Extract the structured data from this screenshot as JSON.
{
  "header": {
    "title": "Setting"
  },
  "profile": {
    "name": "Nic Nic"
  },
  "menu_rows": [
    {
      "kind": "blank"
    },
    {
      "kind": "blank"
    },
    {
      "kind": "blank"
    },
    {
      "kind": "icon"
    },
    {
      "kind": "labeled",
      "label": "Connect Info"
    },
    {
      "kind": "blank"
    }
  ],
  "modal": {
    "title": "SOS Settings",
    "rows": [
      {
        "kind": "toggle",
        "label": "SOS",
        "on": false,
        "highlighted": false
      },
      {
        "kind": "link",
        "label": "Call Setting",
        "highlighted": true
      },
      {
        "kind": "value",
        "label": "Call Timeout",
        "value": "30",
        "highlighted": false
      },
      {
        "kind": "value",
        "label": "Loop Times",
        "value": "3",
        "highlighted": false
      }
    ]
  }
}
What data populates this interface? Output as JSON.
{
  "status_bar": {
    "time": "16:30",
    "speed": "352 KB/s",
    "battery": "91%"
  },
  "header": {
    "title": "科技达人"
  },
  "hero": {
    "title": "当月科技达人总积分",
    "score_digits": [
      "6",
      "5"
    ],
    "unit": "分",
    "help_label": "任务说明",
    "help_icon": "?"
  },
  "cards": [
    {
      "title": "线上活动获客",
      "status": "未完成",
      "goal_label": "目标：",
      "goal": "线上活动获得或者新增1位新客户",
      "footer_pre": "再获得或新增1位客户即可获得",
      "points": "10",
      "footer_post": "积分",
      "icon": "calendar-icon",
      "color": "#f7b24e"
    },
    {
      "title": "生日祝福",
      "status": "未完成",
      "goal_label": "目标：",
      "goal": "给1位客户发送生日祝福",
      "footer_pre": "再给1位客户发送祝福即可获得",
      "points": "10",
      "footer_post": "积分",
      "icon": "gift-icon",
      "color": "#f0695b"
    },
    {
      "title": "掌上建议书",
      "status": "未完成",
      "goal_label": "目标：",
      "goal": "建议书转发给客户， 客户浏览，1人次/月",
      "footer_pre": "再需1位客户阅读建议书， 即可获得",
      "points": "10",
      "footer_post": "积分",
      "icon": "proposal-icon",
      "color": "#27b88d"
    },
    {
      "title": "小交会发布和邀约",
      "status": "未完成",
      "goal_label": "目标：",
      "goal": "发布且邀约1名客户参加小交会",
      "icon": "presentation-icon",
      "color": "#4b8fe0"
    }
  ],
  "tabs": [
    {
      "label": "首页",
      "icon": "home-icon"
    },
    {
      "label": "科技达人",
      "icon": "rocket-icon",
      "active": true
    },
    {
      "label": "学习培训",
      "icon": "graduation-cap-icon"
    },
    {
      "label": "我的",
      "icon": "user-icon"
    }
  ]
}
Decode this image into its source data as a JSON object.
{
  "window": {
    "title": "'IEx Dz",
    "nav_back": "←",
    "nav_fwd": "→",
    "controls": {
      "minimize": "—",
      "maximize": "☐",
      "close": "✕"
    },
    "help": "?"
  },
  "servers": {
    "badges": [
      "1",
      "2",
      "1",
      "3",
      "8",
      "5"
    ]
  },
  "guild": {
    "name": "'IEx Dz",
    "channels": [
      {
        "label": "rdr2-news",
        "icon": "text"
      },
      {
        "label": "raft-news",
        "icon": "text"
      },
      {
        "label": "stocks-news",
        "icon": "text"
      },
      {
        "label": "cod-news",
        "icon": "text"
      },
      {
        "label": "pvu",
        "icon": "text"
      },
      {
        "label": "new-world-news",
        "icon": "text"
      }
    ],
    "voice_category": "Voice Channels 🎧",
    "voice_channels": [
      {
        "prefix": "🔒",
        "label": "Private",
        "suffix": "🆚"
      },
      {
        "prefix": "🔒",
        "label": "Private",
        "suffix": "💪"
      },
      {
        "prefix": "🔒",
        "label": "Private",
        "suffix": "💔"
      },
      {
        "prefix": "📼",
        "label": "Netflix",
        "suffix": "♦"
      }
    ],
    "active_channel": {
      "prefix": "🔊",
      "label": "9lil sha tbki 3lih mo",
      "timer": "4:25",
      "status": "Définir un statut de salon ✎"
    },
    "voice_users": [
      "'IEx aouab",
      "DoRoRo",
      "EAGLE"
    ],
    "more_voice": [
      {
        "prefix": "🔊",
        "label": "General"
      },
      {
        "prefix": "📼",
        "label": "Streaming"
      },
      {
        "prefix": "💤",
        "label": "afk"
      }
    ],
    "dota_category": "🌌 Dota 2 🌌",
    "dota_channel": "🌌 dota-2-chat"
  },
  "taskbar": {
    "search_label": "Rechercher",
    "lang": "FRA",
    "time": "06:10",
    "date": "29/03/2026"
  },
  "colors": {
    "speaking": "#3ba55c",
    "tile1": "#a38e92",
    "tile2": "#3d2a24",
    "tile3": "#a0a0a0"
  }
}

◆ **Challenge**
Read through the entries and copy each line in which "this" appears.

◆ **Solution to the problem**
Extract the structured data from this screenshot as JSON.
What data populates this interface? Output as JSON.
Decode this image into its source data as a JSON object.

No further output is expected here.